→ **Directions**: Return all of the data exactly as given.

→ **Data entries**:
:::::

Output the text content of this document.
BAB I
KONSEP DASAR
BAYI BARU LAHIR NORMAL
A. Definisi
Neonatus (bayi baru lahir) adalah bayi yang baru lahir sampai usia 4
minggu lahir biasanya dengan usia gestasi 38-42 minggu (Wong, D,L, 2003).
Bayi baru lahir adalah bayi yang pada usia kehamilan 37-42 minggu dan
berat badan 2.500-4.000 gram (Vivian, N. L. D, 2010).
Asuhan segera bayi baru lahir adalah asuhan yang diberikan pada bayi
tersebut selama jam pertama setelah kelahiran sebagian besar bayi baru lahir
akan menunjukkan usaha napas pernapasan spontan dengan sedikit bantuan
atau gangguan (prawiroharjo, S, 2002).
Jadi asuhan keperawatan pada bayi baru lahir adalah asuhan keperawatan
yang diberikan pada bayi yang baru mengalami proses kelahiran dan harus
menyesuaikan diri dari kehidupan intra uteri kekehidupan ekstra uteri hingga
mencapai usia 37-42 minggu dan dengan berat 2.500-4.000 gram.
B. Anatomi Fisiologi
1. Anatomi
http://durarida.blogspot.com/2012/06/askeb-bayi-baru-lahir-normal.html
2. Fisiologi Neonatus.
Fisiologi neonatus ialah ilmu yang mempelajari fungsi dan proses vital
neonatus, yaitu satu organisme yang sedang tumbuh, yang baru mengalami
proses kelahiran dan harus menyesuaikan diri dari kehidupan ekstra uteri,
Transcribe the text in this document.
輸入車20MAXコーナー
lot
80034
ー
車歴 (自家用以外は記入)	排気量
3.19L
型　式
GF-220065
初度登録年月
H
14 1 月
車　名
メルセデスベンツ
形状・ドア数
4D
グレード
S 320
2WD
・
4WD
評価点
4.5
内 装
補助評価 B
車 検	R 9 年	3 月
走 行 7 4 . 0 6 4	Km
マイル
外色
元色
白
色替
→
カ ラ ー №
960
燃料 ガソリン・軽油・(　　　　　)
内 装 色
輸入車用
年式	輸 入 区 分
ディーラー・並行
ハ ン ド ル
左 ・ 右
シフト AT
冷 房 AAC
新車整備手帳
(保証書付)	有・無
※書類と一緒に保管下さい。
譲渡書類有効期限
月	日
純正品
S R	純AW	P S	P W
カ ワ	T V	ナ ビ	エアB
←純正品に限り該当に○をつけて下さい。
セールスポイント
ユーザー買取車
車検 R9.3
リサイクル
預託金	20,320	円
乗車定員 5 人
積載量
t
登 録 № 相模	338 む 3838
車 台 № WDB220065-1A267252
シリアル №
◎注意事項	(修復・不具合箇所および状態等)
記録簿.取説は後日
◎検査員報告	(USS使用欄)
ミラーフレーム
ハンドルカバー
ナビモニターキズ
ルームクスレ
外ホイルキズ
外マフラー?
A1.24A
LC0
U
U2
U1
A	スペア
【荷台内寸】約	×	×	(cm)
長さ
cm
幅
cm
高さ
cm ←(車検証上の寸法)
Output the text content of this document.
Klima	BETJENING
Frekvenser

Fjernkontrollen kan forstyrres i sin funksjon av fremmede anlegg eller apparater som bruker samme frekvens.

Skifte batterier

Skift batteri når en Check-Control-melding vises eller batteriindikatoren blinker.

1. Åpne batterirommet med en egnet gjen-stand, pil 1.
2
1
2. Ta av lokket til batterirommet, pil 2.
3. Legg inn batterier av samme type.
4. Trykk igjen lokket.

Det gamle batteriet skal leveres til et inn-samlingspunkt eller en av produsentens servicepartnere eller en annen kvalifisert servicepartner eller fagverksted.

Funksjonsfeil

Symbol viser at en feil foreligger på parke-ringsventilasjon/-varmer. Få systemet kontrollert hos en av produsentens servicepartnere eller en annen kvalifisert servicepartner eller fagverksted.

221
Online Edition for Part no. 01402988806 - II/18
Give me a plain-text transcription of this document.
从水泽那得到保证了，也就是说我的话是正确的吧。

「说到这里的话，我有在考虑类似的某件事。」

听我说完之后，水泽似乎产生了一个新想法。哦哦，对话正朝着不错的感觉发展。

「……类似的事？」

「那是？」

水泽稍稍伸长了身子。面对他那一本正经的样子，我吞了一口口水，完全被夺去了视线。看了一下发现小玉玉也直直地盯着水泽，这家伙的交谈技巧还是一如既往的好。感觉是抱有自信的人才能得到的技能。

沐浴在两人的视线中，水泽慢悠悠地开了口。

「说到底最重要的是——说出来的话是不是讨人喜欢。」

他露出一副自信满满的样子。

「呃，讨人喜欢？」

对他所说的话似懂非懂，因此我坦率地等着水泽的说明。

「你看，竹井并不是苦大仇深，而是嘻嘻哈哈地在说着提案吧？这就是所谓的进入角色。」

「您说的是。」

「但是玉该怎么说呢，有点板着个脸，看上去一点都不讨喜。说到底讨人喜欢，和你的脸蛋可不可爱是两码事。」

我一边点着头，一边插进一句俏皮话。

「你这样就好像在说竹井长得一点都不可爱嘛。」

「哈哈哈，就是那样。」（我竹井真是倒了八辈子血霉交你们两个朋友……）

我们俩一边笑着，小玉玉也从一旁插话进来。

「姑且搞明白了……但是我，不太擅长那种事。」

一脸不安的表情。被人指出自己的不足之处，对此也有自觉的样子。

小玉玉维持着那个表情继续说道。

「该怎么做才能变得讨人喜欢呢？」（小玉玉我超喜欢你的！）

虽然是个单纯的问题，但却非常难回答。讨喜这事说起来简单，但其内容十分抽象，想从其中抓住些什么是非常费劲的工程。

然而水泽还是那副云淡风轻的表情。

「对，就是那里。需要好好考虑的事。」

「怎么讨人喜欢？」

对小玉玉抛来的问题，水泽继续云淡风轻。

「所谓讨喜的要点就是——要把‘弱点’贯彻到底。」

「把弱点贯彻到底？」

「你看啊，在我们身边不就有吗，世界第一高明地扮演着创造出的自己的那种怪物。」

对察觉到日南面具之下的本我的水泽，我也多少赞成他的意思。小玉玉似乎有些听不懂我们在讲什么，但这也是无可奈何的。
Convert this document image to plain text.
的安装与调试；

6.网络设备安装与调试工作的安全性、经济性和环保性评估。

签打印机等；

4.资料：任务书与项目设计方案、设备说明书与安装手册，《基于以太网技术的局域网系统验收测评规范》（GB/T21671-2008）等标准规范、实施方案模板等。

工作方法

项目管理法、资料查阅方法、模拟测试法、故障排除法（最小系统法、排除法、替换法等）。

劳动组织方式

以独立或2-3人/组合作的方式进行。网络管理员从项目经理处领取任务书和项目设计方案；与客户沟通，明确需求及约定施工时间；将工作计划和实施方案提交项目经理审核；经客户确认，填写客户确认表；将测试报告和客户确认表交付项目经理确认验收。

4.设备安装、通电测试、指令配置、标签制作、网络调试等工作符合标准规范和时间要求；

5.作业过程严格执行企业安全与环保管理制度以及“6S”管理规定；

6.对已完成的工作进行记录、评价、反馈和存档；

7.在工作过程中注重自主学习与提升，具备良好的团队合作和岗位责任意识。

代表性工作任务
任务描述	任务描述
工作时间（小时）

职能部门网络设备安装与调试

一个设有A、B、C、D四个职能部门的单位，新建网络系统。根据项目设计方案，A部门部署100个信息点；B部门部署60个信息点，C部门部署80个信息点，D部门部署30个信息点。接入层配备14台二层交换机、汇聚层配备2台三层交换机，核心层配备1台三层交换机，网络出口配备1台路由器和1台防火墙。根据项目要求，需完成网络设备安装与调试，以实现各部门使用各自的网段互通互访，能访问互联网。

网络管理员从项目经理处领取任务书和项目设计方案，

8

:::::

→ **Written answer**:
Output the text content of this document.
BAB I
KONSEP DASAR
BAYI BARU LAHIR NORMAL
A. Definisi
Neonatus (bayi baru lahir) adalah bayi yang baru lahir sampai usia 4
minggu lahir biasanya dengan usia gestasi 38-42 minggu (Wong, D,L, 2003).
Bayi baru lahir adalah bayi yang pada usia kehamilan 37-42 minggu dan
berat badan 2.500-4.000 gram (Vivian, N. L. D, 2010).
Asuhan segera bayi baru lahir adalah asuhan yang diberikan pada bayi
tersebut selama jam pertama setelah kelahiran sebagian besar bayi baru lahir
akan menunjukkan usaha napas pernapasan spontan dengan sedikit bantuan
atau gangguan (prawiroharjo, S, 2002).
Jadi asuhan keperawatan pada bayi baru lahir adalah asuhan keperawatan
yang diberikan pada bayi yang baru mengalami proses kelahiran dan harus
menyesuaikan diri dari kehidupan intra uteri kekehidupan ekstra uteri hingga
mencapai usia 37-42 minggu dan dengan berat 2.500-4.000 gram.
B. Anatomi Fisiologi
1. Anatomi
http://durarida.blogspot.com/2012/06/askeb-bayi-baru-lahir-normal.html
2. Fisiologi Neonatus.
Fisiologi neonatus ialah ilmu yang mempelajari fungsi dan proses vital
neonatus, yaitu satu organisme yang sedang tumbuh, yang baru mengalami
proses kelahiran dan harus menyesuaikan diri dari kehidupan ekstra uteri,
Transcribe the text in this document.
輸入車20MAXコーナー
lot
80034
ー
車歴 (自家用以外は記入)	排気量
3.19L
型　式
GF-220065
初度登録年月
H
14 1 月
車　名
メルセデスベンツ
形状・ドア数
4D
グレード
S 320
2WD
・
4WD
評価点
4.5
内 装
補助評価 B
車 検	R 9 年	3 月
走 行 7 4 . 0 6 4	Km
マイル
外色
元色
白
色替
→
カ ラ ー №
960
燃料 ガソリン・軽油・(　　　　　)
内 装 色
輸入車用
年式	輸 入 区 分
ディーラー・並行
ハ ン ド ル
左 ・ 右
シフト AT
冷 房 AAC
新車整備手帳
(保証書付)	有・無
※書類と一緒に保管下さい。
譲渡書類有効期限
月	日
純正品
S R	純AW	P S	P W
カ ワ	T V	ナ ビ	エアB
←純正品に限り該当に○をつけて下さい。
セールスポイント
ユーザー買取車
車検 R9.3
リサイクル
預託金	20,320	円
乗車定員 5 人
積載量
t
登 録 № 相模	338 む 3838
車 台 № WDB220065-1A267252
シリアル №
◎注意事項	(修復・不具合箇所および状態等)
記録簿.取説は後日
◎検査員報告	(USS使用欄)
ミラーフレーム
ハンドルカバー
ナビモニターキズ
ルームクスレ
外ホイルキズ
外マフラー?
A1.24A
LC0
U
U2
U1
A	スペア
【荷台内寸】約	×	×	(cm)
長さ
cm
幅
cm
高さ
cm ←(車検証上の寸法)
Output the text content of this document.
Klima	BETJENING
Frekvenser

Fjernkontrollen kan forstyrres i sin funksjon av fremmede anlegg eller apparater som bruker samme frekvens.

Skifte batterier

Skift batteri når en Check-Control-melding vises eller batteriindikatoren blinker.

1. Åpne batterirommet med en egnet gjen-stand, pil 1.
2
1
2. Ta av lokket til batterirommet, pil 2.
3. Legg inn batterier av samme type.
4. Trykk igjen lokket.

Det gamle batteriet skal leveres til et inn-samlingspunkt eller en av produsentens servicepartnere eller en annen kvalifisert servicepartner eller fagverksted.

Funksjonsfeil

Symbol viser at en feil foreligger på parke-ringsventilasjon/-varmer. Få systemet kontrollert hos en av produsentens servicepartnere eller en annen kvalifisert servicepartner eller fagverksted.

221
Online Edition for Part no. 01402988806 - II/18
Give me a plain-text transcription of this document.
从水泽那得到保证了，也就是说我的话是正确的吧。

「说到这里的话，我有在考虑类似的某件事。」

听我说完之后，水泽似乎产生了一个新想法。哦哦，对话正朝着不错的感觉发展。

「……类似的事？」

「那是？」

水泽稍稍伸长了身子。面对他那一本正经的样子，我吞了一口口水，完全被夺去了视线。看了一下发现小玉玉也直直地盯着水泽，这家伙的交谈技巧还是一如既往的好。感觉是抱有自信的人才能得到的技能。

沐浴在两人的视线中，水泽慢悠悠地开了口。

「说到底最重要的是——说出来的话是不是讨人喜欢。」

他露出一副自信满满的样子。

「呃，讨人喜欢？」

对他所说的话似懂非懂，因此我坦率地等着水泽的说明。

「你看，竹井并不是苦大仇深，而是嘻嘻哈哈地在说着提案吧？这就是所谓的进入角色。」

「您说的是。」

「但是玉该怎么说呢，有点板着个脸，看上去一点都不讨喜。说到底讨人喜欢，和你的脸蛋可不可爱是两码事。」

我一边点着头，一边插进一句俏皮话。

「你这样就好像在说竹井长得一点都不可爱嘛。」

「哈哈哈，就是那样。」（我竹井真是倒了八辈子血霉交你们两个朋友……）

我们俩一边笑着，小玉玉也从一旁插话进来。

「姑且搞明白了……但是我，不太擅长那种事。」

一脸不安的表情。被人指出自己的不足之处，对此也有自觉的样子。

小玉玉维持着那个表情继续说道。

「该怎么做才能变得讨人喜欢呢？」（小玉玉我超喜欢你的！）

虽然是个单纯的问题，但却非常难回答。讨喜这事说起来简单，但其内容十分抽象，想从其中抓住些什么是非常费劲的工程。

然而水泽还是那副云淡风轻的表情。

「对，就是那里。需要好好考虑的事。」

「怎么讨人喜欢？」

对小玉玉抛来的问题，水泽继续云淡风轻。

「所谓讨喜的要点就是——要把‘弱点’贯彻到底。」

「把弱点贯彻到底？」

「你看啊，在我们身边不就有吗，世界第一高明地扮演着创造出的自己的那种怪物。」

对察觉到日南面具之下的本我的水泽，我也多少赞成他的意思。小玉玉似乎有些听不懂我们在讲什么，但这也是无可奈何的。
Convert this document image to plain text.
的安装与调试；

6.网络设备安装与调试工作的安全性、经济性和环保性评估。

签打印机等；

4.资料：任务书与项目设计方案、设备说明书与安装手册，《基于以太网技术的局域网系统验收测评规范》（GB/T21671-2008）等标准规范、实施方案模板等。

工作方法

项目管理法、资料查阅方法、模拟测试法、故障排除法（最小系统法、排除法、替换法等）。

劳动组织方式

以独立或2-3人/组合作的方式进行。网络管理员从项目经理处领取任务书和项目设计方案；与客户沟通，明确需求及约定施工时间；将工作计划和实施方案提交项目经理审核；经客户确认，填写客户确认表；将测试报告和客户确认表交付项目经理确认验收。

4.设备安装、通电测试、指令配置、标签制作、网络调试等工作符合标准规范和时间要求；

5.作业过程严格执行企业安全与环保管理制度以及“6S”管理规定；

6.对已完成的工作进行记录、评价、反馈和存档；

7.在工作过程中注重自主学习与提升，具备良好的团队合作和岗位责任意识。

代表性工作任务
任务描述	任务描述
工作时间（小时）

职能部门网络设备安装与调试

一个设有A、B、C、D四个职能部门的单位，新建网络系统。根据项目设计方案，A部门部署100个信息点；B部门部署60个信息点，C部门部署80个信息点，D部门部署30个信息点。接入层配备14台二层交换机、汇聚层配备2台三层交换机，核心层配备1台三层交换机，网络出口配备1台路由器和1台防火墙。根据项目要求，需完成网络设备安装与调试，以实现各部门使用各自的网段互通互访，能访问互联网。

网络管理员从项目经理处领取任务书和项目设计方案，

8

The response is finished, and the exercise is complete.